Extracted data entries.
⟨
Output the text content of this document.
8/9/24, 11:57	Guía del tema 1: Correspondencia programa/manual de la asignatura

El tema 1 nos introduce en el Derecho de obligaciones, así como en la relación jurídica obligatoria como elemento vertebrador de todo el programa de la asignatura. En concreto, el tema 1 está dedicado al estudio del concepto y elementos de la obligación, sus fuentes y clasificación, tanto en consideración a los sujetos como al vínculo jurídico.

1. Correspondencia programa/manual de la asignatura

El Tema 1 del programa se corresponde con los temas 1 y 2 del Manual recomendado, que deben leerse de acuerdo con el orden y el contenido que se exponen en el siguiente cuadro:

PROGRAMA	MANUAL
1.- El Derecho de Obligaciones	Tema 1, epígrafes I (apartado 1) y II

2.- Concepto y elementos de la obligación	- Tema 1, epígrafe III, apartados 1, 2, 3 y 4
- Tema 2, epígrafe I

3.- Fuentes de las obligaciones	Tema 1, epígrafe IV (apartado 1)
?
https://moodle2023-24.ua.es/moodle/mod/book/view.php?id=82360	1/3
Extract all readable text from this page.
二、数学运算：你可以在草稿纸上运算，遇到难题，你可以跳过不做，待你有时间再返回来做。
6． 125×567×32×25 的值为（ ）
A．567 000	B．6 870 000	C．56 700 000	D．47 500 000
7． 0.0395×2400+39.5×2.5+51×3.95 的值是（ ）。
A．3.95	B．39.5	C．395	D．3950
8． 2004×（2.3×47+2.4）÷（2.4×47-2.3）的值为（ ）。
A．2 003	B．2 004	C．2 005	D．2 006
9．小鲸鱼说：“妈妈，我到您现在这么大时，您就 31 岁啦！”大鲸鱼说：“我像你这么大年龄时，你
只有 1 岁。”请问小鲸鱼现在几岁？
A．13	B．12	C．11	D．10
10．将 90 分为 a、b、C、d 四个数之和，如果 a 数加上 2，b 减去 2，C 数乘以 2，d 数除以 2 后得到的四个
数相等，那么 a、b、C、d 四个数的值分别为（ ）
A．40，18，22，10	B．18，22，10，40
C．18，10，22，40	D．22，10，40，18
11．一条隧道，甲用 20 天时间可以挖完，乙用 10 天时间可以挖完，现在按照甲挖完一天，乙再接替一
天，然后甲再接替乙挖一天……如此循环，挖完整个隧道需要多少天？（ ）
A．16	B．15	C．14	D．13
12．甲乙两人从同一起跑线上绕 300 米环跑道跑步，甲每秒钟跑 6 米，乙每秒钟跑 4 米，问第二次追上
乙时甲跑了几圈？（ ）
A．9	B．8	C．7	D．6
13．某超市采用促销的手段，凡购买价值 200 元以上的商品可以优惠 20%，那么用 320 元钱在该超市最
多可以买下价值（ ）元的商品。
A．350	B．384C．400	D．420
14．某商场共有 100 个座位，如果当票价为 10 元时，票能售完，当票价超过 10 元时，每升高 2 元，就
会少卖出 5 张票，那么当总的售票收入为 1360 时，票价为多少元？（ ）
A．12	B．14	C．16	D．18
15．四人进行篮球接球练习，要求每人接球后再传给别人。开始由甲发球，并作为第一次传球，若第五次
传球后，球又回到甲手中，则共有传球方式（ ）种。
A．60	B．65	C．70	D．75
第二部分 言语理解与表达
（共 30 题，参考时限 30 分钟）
⟩
Exercise instructions.
Write out the entries in full, exactly as given.

Full solution.
Output the text content of this document.
8/9/24, 11:57	Guía del tema 1: Correspondencia programa/manual de la asignatura

El tema 1 nos introduce en el Derecho de obligaciones, así como en la relación jurídica obligatoria como elemento vertebrador de todo el programa de la asignatura. En concreto, el tema 1 está dedicado al estudio del concepto y elementos de la obligación, sus fuentes y clasificación, tanto en consideración a los sujetos como al vínculo jurídico.

1. Correspondencia programa/manual de la asignatura

El Tema 1 del programa se corresponde con los temas 1 y 2 del Manual recomendado, que deben leerse de acuerdo con el orden y el contenido que se exponen en el siguiente cuadro:

PROGRAMA	MANUAL
1.- El Derecho de Obligaciones	Tema 1, epígrafes I (apartado 1) y II

2.- Concepto y elementos de la obligación	- Tema 1, epígrafe III, apartados 1, 2, 3 y 4
- Tema 2, epígrafe I

3.- Fuentes de las obligaciones	Tema 1, epígrafe IV (apartado 1)
?
https://moodle2023-24.ua.es/moodle/mod/book/view.php?id=82360	1/3
Extract all readable text from this page.
二、数学运算：你可以在草稿纸上运算，遇到难题，你可以跳过不做，待你有时间再返回来做。
6． 125×567×32×25 的值为（ ）
A．567 000	B．6 870 000	C．56 700 000	D．47 500 000
7． 0.0395×2400+39.5×2.5+51×3.95 的值是（ ）。
A．3.95	B．39.5	C．395	D．3950
8． 2004×（2.3×47+2.4）÷（2.4×47-2.3）的值为（ ）。
A．2 003	B．2 004	C．2 005	D．2 006
9．小鲸鱼说：“妈妈，我到您现在这么大时，您就 31 岁啦！”大鲸鱼说：“我像你这么大年龄时，你
只有 1 岁。”请问小鲸鱼现在几岁？
A．13	B．12	C．11	D．10
10．将 90 分为 a、b、C、d 四个数之和，如果 a 数加上 2，b 减去 2，C 数乘以 2，d 数除以 2 后得到的四个
数相等，那么 a、b、C、d 四个数的值分别为（ ）
A．40，18，22，10	B．18，22，10，40
C．18，10，22，40	D．22，10，40，18
11．一条隧道，甲用 20 天时间可以挖完，乙用 10 天时间可以挖完，现在按照甲挖完一天，乙再接替一
天，然后甲再接替乙挖一天……如此循环，挖完整个隧道需要多少天？（ ）
A．16	B．15	C．14	D．13
12．甲乙两人从同一起跑线上绕 300 米环跑道跑步，甲每秒钟跑 6 米，乙每秒钟跑 4 米，问第二次追上
乙时甲跑了几圈？（ ）
A．9	B．8	C．7	D．6
13．某超市采用促销的手段，凡购买价值 200 元以上的商品可以优惠 20%，那么用 320 元钱在该超市最
多可以买下价值（ ）元的商品。
A．350	B．384C．400	D．420
14．某商场共有 100 个座位，如果当票价为 10 元时，票能售完，当票价超过 10 元时，每升高 2 元，就
会少卖出 5 张票，那么当总的售票收入为 1360 时，票价为多少元？（ ）
A．12	B．14	C．16	D．18
15．四人进行篮球接球练习，要求每人接球后再传给别人。开始由甲发球，并作为第一次传球，若第五次
传球后，球又回到甲手中，则共有传球方式（ ）种。
A．60	B．65	C．70	D．75
第二部分 言语理解与表达
（共 30 题，参考时限 30 分钟）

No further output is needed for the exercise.